* _Task brief_
In the listing below, identify each line with the word "中国共产党政法工作条例" and return those lines.

* _Excerpted data_
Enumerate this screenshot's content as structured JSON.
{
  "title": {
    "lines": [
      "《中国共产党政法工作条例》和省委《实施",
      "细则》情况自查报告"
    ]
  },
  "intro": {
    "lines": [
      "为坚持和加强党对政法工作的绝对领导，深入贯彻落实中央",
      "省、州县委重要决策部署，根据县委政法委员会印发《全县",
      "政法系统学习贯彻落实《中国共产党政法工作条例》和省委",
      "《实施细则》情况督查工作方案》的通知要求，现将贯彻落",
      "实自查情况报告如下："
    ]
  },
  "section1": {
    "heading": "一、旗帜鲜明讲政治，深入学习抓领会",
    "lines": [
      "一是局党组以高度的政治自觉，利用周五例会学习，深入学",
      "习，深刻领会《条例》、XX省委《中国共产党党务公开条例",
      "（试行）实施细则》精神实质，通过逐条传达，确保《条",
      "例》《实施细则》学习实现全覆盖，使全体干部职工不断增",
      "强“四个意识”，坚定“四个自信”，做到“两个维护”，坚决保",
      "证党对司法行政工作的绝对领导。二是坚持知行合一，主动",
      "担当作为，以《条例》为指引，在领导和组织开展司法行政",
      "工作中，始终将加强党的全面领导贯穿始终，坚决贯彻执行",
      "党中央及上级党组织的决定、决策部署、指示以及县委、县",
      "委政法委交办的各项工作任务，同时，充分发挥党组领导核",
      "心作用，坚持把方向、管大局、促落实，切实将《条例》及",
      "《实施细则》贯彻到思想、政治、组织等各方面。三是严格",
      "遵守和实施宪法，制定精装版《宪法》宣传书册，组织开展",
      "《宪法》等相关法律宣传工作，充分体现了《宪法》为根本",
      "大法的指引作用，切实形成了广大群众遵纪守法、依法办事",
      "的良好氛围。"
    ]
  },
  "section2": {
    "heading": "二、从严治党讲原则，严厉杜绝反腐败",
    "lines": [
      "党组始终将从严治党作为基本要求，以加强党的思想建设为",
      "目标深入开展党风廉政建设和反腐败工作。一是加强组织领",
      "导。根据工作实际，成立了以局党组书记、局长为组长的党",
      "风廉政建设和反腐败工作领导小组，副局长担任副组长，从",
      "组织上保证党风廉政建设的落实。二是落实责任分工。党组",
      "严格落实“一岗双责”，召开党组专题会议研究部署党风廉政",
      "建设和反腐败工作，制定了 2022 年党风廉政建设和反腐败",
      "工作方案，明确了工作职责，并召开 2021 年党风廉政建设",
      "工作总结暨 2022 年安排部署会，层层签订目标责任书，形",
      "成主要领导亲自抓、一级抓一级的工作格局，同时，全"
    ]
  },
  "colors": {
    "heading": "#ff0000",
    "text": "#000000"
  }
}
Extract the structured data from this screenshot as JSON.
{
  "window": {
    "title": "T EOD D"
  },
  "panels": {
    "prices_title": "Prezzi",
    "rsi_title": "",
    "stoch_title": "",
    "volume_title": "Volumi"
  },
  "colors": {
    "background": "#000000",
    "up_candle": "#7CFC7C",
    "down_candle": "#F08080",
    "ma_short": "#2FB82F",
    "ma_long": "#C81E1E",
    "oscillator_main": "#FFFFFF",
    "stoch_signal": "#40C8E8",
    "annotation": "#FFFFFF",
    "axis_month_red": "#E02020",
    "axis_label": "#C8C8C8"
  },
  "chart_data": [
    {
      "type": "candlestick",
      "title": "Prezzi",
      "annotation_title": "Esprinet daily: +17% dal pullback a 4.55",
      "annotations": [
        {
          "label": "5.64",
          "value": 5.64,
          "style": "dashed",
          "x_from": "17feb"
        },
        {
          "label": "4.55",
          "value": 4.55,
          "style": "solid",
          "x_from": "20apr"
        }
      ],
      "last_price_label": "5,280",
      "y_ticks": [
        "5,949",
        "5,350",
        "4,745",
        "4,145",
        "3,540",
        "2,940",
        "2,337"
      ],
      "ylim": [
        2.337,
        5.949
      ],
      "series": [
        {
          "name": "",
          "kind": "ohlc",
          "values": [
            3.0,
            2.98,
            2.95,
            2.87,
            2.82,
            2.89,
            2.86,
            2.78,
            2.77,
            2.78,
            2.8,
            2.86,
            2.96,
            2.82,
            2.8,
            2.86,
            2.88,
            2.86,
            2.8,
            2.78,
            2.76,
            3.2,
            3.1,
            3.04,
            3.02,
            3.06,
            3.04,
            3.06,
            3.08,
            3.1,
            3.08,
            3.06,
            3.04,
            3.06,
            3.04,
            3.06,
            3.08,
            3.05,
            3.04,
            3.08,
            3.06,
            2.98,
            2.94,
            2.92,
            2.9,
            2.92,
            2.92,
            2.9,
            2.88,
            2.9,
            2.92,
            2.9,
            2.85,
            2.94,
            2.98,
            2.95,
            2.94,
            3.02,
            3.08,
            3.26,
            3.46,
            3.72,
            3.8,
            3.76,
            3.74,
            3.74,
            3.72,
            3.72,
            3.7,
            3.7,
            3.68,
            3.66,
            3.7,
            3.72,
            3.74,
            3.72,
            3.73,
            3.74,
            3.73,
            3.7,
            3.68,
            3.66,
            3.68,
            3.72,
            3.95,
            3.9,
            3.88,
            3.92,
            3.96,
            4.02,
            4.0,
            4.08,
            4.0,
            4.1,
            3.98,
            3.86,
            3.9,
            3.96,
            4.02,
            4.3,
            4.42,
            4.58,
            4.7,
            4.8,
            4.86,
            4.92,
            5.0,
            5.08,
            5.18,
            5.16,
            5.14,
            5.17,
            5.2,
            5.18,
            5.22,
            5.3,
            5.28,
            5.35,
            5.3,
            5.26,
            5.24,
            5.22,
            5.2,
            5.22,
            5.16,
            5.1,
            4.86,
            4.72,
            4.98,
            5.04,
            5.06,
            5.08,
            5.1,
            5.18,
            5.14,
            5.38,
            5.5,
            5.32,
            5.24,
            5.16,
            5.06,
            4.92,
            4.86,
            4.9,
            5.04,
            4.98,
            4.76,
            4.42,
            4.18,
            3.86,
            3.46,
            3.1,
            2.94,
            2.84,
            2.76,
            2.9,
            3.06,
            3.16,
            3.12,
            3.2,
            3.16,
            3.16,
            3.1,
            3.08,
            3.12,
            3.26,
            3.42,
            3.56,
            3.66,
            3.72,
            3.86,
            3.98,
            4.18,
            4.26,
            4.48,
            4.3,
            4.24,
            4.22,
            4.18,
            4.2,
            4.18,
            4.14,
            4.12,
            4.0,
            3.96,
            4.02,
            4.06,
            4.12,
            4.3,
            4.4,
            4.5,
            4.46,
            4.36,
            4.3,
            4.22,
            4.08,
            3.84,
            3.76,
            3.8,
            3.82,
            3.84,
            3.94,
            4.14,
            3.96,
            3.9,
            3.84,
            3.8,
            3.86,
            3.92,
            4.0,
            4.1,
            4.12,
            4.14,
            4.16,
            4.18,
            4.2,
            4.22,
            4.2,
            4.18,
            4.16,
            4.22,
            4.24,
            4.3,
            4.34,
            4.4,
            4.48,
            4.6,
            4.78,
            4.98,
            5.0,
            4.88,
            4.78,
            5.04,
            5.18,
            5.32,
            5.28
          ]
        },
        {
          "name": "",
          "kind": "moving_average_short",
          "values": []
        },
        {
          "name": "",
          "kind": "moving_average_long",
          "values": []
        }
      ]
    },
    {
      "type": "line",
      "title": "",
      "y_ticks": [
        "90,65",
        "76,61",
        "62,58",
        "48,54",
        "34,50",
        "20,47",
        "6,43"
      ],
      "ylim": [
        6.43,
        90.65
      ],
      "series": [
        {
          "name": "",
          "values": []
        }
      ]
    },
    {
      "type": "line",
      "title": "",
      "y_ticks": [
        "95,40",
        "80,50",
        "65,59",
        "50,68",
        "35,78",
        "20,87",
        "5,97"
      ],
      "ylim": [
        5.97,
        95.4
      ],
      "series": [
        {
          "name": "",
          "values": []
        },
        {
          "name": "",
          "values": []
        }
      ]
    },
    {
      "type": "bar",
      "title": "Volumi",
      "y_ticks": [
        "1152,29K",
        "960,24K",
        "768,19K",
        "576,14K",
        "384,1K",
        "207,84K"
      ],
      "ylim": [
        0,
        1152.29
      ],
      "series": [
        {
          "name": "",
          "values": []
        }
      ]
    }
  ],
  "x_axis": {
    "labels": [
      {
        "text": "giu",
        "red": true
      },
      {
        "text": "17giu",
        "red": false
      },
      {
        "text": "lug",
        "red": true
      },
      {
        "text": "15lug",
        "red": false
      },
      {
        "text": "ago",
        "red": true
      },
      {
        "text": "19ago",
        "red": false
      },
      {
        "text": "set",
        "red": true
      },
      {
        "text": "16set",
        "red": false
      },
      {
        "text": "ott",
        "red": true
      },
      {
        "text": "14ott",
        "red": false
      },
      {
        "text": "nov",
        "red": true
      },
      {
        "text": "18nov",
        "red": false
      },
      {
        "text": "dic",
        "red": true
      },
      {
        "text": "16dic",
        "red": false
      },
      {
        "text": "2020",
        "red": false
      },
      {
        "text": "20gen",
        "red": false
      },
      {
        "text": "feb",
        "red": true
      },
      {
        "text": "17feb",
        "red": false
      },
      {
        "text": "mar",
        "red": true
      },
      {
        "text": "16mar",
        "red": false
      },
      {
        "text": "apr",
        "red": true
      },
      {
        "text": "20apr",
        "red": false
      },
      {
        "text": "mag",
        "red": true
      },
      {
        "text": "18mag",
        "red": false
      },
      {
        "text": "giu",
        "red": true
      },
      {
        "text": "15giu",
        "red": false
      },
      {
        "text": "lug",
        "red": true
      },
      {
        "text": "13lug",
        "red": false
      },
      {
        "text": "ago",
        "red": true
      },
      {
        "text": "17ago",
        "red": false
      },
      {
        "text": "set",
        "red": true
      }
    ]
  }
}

* _Exercise answer_
      "《中国共产党政法工作条例》和省委《实施",
      "政法系统学习贯彻落实《中国共产党政法工作条例》和省委",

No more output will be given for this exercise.